- **Dataset excerpts**:

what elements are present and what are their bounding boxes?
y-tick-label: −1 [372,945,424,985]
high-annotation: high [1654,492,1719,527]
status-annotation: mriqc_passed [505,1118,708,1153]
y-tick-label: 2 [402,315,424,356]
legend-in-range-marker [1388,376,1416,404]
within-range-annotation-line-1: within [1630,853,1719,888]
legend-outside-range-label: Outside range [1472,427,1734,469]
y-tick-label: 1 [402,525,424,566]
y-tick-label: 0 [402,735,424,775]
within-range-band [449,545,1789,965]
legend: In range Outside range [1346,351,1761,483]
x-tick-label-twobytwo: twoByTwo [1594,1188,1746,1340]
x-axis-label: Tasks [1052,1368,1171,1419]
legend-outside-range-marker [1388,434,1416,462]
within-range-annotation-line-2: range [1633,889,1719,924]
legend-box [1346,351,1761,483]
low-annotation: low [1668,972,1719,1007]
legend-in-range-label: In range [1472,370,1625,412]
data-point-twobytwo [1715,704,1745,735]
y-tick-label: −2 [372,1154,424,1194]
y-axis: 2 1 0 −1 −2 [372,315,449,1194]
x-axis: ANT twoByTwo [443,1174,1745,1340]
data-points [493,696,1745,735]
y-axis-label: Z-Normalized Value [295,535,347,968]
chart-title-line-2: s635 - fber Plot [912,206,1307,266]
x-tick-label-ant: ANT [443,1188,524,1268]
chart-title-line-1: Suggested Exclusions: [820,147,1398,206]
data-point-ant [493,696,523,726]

- **What to work on**: Reproduce the data above verbatim, keeping every line and its order unchanged.

- **Worked answer**:
what elements are present and what are their bounding boxes?
y-tick-label: −1 [372,945,424,985]
high-annotation: high [1654,492,1719,527]
status-annotation: mriqc_passed [505,1118,708,1153]
y-tick-label: 2 [402,315,424,356]
legend-in-range-marker [1388,376,1416,404]
within-range-annotation-line-1: within [1630,853,1719,888]
legend-outside-range-label: Outside range [1472,427,1734,469]
y-tick-label: 1 [402,525,424,566]
y-tick-label: 0 [402,735,424,775]
within-range-band [449,545,1789,965]
legend: In range Outside range [1346,351,1761,483]
x-tick-label-twobytwo: twoByTwo [1594,1188,1746,1340]
x-axis-label: Tasks [1052,1368,1171,1419]
legend-outside-range-marker [1388,434,1416,462]
within-range-annotation-line-2: range [1633,889,1719,924]
legend-box [1346,351,1761,483]
low-annotation: low [1668,972,1719,1007]
legend-in-range-label: In range [1472,370,1625,412]
data-point-twobytwo [1715,704,1745,735]
y-tick-label: −2 [372,1154,424,1194]
y-axis: 2 1 0 −1 −2 [372,315,449,1194]
x-axis: ANT twoByTwo [443,1174,1745,1340]
data-points [493,696,1745,735]
y-axis-label: Z-Normalized Value [295,535,347,968]
chart-title-line-2: s635 - fber Plot [912,206,1307,266]
x-tick-label-ant: ANT [443,1188,524,1268]
chart-title-line-1: Suggested Exclusions: [820,147,1398,206]
data-point-ant [493,696,523,726]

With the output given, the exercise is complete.